# What you are asked to do
Please restate the records that follow exactly, skipping their images.

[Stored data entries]
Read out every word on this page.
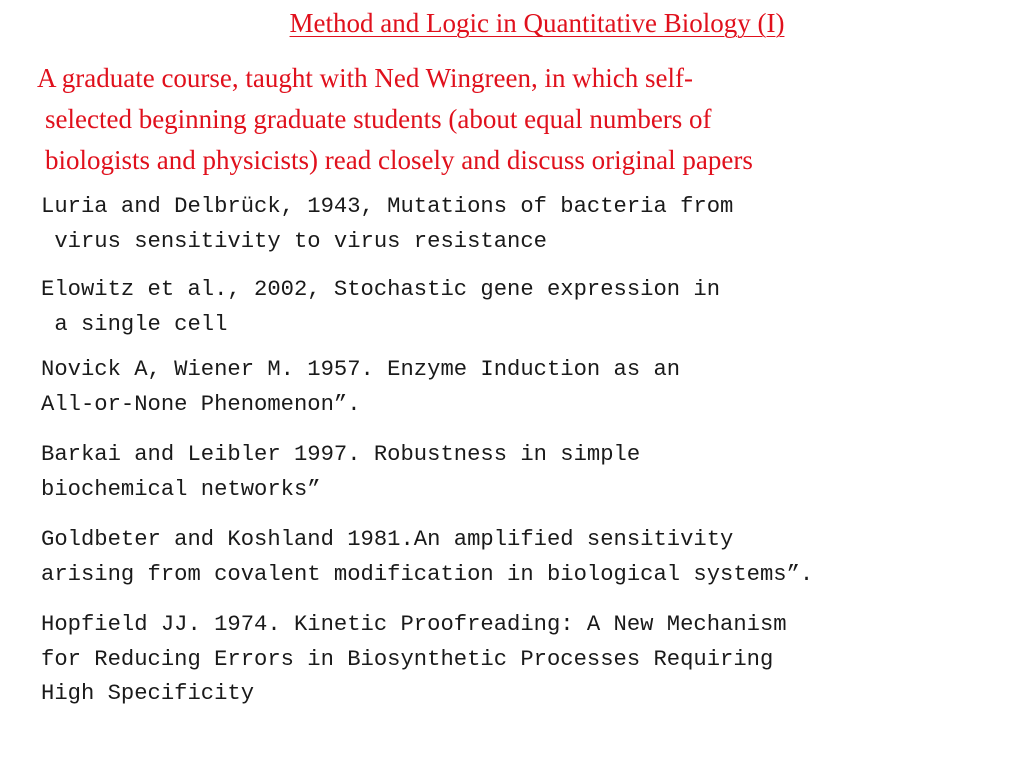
Method and Logic in Quantitative Biology (I)
A graduate course, taught with Ned Wingreen, in which self-
selected beginning graduate students (about equal numbers of
biologists and physicists) read closely and discuss original papers
Luria and Delbrück, 1943, Mutations of bacteria from
virus sensitivity to virus resistance
Elowitz et al., 2002, Stochastic gene expression in
a single cell
Novick A, Wiener M. 1957. Enzyme Induction as an
All-or-None Phenomenon”.
Barkai and Leibler 1997. Robustness in simple
biochemical networks”
Goldbeter and Koshland 1981.An amplified sensitivity
arising from covalent modification in biological systems”.
Hopfield JJ. 1974. Kinetic Proofreading: A New Mechanism
for Reducing Errors in Biosynthetic Processes Requiring
High Specificity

# Response to the task
Read out every word on this page.
Method and Logic in Quantitative Biology (I)
A graduate course, taught with Ned Wingreen, in which self-
selected beginning graduate students (about equal numbers of
biologists and physicists) read closely and discuss original papers
Luria and Delbrück, 1943, Mutations of bacteria from
virus sensitivity to virus resistance
Elowitz et al., 2002, Stochastic gene expression in
a single cell
Novick A, Wiener M. 1957. Enzyme Induction as an
All-or-None Phenomenon”.
Barkai and Leibler 1997. Robustness in simple
biochemical networks”
Goldbeter and Koshland 1981.An amplified sensitivity
arising from covalent modification in biological systems”.
Hopfield JJ. 1974. Kinetic Proofreading: A New Mechanism
for Reducing Errors in Biosynthetic Processes Requiring
High Specificity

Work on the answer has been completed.